> [Data provided]
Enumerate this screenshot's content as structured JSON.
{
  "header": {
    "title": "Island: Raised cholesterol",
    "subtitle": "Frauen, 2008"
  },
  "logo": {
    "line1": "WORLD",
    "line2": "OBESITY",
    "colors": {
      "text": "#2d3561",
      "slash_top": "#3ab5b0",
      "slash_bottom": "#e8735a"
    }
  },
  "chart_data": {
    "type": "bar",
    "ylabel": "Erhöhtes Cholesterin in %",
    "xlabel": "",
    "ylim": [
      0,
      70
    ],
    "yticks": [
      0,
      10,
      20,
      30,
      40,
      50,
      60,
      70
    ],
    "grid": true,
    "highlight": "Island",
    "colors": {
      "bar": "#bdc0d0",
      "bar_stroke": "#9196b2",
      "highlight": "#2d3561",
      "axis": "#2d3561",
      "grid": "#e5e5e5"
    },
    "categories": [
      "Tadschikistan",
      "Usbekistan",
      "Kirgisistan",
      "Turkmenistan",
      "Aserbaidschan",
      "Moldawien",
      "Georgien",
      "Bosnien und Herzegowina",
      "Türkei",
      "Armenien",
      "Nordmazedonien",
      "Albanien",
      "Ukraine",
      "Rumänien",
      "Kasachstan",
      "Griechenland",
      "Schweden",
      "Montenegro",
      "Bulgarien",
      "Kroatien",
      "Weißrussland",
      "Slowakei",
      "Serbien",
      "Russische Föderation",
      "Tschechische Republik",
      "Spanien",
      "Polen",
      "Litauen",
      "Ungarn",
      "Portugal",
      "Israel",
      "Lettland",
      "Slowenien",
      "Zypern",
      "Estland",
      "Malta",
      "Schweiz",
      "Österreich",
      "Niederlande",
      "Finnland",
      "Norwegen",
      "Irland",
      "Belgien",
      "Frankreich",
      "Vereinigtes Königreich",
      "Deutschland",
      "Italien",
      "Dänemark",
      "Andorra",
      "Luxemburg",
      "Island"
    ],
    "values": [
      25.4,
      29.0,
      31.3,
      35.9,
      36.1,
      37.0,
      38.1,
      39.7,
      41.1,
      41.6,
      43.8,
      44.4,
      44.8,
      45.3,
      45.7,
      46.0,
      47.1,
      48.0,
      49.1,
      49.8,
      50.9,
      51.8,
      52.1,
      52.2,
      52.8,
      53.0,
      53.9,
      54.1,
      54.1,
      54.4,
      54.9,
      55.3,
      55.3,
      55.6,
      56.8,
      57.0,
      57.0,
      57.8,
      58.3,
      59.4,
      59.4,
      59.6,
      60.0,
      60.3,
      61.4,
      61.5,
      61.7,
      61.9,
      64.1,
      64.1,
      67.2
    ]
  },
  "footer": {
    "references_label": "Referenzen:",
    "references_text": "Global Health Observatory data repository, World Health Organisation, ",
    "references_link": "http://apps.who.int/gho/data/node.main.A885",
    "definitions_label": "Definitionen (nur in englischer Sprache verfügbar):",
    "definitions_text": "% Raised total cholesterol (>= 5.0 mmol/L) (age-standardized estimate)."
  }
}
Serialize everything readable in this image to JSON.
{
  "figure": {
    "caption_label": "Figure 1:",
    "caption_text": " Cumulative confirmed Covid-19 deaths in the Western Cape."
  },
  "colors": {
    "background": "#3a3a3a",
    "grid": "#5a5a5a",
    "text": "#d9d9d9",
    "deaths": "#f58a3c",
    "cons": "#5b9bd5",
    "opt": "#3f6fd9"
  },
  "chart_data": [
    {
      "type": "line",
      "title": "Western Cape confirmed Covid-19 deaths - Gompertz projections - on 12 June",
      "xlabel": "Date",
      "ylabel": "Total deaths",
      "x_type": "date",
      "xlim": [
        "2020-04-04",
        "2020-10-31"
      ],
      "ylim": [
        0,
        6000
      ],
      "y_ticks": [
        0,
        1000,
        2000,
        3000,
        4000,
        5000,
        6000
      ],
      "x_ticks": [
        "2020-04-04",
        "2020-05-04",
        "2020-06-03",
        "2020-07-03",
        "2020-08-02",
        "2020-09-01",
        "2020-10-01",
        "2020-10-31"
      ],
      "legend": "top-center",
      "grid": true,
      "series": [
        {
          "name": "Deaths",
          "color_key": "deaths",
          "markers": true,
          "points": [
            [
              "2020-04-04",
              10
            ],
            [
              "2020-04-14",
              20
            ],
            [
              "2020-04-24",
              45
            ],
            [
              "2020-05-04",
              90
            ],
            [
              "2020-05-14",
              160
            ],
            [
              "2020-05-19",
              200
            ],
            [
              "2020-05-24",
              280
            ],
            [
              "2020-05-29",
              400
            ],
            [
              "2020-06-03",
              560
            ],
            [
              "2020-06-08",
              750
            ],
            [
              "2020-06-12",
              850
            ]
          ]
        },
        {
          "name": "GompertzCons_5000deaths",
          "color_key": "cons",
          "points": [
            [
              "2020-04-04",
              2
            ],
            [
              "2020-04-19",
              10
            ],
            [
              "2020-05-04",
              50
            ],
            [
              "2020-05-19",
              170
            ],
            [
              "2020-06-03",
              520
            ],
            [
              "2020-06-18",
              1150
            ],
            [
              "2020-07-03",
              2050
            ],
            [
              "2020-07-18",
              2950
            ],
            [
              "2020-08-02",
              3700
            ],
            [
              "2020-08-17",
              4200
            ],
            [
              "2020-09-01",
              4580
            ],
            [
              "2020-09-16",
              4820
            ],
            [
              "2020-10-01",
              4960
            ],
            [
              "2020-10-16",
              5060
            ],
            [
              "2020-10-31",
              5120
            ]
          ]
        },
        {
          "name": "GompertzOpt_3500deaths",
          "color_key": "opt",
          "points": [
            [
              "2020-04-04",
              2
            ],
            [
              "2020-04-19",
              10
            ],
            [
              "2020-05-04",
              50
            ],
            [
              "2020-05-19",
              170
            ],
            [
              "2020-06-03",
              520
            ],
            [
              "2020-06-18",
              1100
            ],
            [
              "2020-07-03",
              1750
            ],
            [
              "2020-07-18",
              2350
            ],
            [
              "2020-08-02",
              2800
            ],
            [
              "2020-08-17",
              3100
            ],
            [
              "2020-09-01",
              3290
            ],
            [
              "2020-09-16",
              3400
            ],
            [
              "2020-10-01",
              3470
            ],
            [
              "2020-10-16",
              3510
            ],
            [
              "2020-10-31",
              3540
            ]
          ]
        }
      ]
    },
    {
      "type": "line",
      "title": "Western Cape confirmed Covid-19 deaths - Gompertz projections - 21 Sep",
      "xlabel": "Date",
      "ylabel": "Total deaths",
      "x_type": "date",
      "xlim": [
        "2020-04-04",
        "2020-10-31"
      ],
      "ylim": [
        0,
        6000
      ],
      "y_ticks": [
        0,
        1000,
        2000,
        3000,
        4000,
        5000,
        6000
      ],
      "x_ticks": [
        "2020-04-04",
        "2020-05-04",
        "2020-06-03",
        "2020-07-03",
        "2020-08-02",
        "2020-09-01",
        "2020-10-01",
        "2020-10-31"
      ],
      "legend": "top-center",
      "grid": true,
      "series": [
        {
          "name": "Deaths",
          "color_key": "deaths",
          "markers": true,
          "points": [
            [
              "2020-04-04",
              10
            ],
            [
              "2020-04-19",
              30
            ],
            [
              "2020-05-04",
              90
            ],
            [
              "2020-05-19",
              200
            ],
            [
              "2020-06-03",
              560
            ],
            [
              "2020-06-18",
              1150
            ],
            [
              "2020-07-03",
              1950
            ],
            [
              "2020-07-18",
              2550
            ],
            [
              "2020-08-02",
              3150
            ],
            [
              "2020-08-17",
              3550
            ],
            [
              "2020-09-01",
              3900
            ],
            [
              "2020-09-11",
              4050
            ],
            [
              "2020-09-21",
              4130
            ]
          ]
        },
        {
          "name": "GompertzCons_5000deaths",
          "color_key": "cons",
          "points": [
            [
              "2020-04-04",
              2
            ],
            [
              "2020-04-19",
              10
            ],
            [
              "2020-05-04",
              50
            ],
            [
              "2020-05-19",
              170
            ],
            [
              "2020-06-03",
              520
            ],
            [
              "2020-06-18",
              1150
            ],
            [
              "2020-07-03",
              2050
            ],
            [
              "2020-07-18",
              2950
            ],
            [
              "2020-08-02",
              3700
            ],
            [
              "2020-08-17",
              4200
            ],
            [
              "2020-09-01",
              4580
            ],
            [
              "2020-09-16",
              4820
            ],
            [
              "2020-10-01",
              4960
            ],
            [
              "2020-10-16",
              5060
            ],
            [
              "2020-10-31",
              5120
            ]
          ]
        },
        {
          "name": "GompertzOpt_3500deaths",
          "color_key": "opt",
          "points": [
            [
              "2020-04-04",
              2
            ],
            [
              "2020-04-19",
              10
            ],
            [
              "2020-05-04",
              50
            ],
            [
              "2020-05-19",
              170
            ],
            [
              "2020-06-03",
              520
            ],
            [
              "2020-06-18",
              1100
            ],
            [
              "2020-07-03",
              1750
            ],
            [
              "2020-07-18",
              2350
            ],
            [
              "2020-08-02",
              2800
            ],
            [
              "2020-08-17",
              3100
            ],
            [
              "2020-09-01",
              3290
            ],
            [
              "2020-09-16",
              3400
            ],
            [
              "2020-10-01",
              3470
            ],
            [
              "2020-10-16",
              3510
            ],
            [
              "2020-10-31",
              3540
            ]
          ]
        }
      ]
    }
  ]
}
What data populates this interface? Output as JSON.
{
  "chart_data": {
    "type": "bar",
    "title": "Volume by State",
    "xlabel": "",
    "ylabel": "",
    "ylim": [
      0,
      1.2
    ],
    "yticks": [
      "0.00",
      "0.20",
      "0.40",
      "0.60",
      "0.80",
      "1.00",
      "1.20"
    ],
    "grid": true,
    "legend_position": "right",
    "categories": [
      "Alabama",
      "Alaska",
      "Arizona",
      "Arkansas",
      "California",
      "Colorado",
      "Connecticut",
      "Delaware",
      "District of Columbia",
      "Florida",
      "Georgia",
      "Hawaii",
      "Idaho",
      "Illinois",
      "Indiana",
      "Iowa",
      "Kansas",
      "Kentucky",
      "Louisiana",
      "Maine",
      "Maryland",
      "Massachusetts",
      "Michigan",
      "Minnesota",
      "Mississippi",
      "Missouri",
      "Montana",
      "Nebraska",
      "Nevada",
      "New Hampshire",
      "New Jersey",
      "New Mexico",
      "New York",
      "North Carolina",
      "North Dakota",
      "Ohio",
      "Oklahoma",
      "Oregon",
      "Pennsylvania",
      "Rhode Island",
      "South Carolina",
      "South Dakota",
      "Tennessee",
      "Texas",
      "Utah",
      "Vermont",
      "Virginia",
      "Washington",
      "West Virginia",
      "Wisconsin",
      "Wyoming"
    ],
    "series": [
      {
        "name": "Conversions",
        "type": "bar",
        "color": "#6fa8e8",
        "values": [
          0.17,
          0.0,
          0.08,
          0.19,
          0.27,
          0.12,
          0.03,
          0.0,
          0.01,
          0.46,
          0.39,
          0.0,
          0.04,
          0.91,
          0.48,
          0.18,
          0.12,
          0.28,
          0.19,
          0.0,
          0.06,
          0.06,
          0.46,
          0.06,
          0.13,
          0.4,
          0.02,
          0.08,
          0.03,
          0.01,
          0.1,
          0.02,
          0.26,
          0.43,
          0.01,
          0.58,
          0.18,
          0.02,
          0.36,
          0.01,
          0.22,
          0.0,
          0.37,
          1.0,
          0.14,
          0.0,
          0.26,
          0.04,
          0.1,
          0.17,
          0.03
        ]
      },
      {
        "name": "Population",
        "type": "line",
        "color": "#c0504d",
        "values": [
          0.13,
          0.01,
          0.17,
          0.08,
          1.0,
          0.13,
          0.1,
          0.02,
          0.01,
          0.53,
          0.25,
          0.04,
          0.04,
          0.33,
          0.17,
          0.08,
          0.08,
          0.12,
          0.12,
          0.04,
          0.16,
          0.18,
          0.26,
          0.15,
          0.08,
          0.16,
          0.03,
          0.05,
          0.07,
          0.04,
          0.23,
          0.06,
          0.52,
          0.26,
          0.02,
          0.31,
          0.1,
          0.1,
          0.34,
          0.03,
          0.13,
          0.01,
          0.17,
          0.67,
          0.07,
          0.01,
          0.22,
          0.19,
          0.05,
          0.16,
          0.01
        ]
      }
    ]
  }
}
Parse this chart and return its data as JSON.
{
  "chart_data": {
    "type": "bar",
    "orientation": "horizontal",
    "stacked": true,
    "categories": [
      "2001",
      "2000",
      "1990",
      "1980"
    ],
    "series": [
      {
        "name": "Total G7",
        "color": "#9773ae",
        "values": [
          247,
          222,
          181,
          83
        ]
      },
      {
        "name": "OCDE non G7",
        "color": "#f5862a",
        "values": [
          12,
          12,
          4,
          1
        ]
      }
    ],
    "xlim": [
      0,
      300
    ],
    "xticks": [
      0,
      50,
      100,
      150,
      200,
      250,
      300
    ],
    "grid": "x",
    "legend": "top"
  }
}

> [The problem] Copy out each line of the records that holds the string "confirmed".

> [Task solution]
    "caption_text": " Cumulative confirmed Covid-19 deaths in the Western Cape."
      "title": "Western Cape confirmed Covid-19 deaths - Gompertz projections - on 12 June",
      "title": "Western Cape confirmed Covid-19 deaths - Gompertz projections - 21 Sep",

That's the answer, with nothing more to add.